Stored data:
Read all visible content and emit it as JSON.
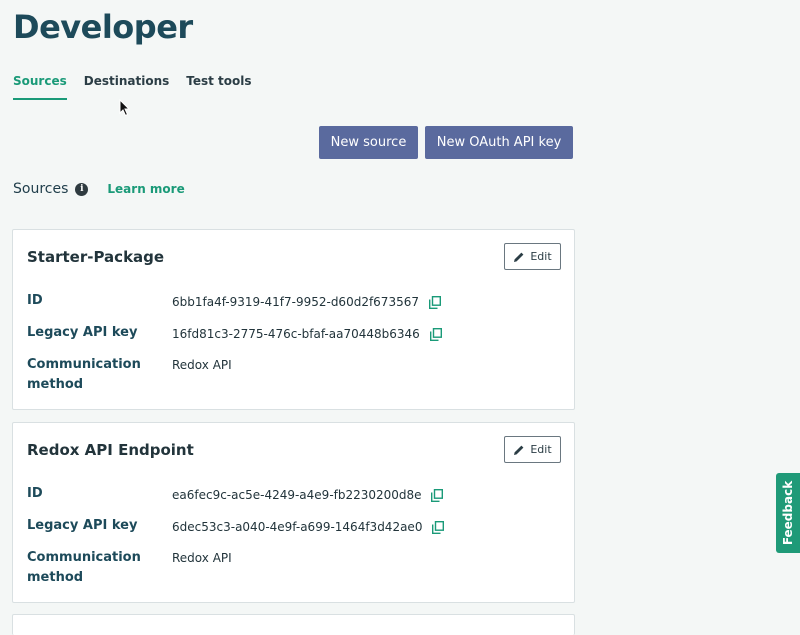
{
  "page": {
    "title": "Developer"
  },
  "tabs": [
    "Sources",
    "Destinations",
    "Test tools"
  ],
  "actions": {
    "new_source": "New source",
    "new_oauth_key": "New OAuth API key"
  },
  "section": {
    "title": "Sources",
    "info_icon": "i",
    "learn_more": "Learn more"
  },
  "cards": [
    {
      "title": "Starter-Package",
      "edit_label": "Edit",
      "id_label": "ID",
      "id_value": "6bb1fa4f-9319-41f7-9952-d60d2f673567",
      "key_label": "Legacy API key",
      "key_value": "16fd81c3-2775-476c-bfaf-aa70448b6346",
      "method_label": "Communication method",
      "method_value": "Redox API"
    },
    {
      "title": "Redox API Endpoint",
      "edit_label": "Edit",
      "id_label": "ID",
      "id_value": "ea6fec9c-ac5e-4249-a4e9-fb2230200d8e",
      "key_label": "Legacy API key",
      "key_value": "6dec53c3-a040-4e9f-a699-1464f3d42ae0",
      "method_label": "Communication method",
      "method_value": "Redox API"
    }
  ],
  "feedback": "Feedback",
  "icons": {
    "edit": "pencil-icon",
    "copy": "copy-icon",
    "info": "info-icon",
    "cursor": "mouse-cursor-icon"
  },
  "colors": {
    "accent": "#1a9a78",
    "primary_button": "#5a6a9e",
    "title": "#1d4a5a",
    "background": "#f4f7f6"
  }
}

* [Goal]:
Write out every line of the entries that holds the word "title".

* [Output below]:
    "title": "Developer"
    "title": "Sources",
      "title": "Starter-Package",
      "title": "Redox API Endpoint",
    "title": "#1d4a5a",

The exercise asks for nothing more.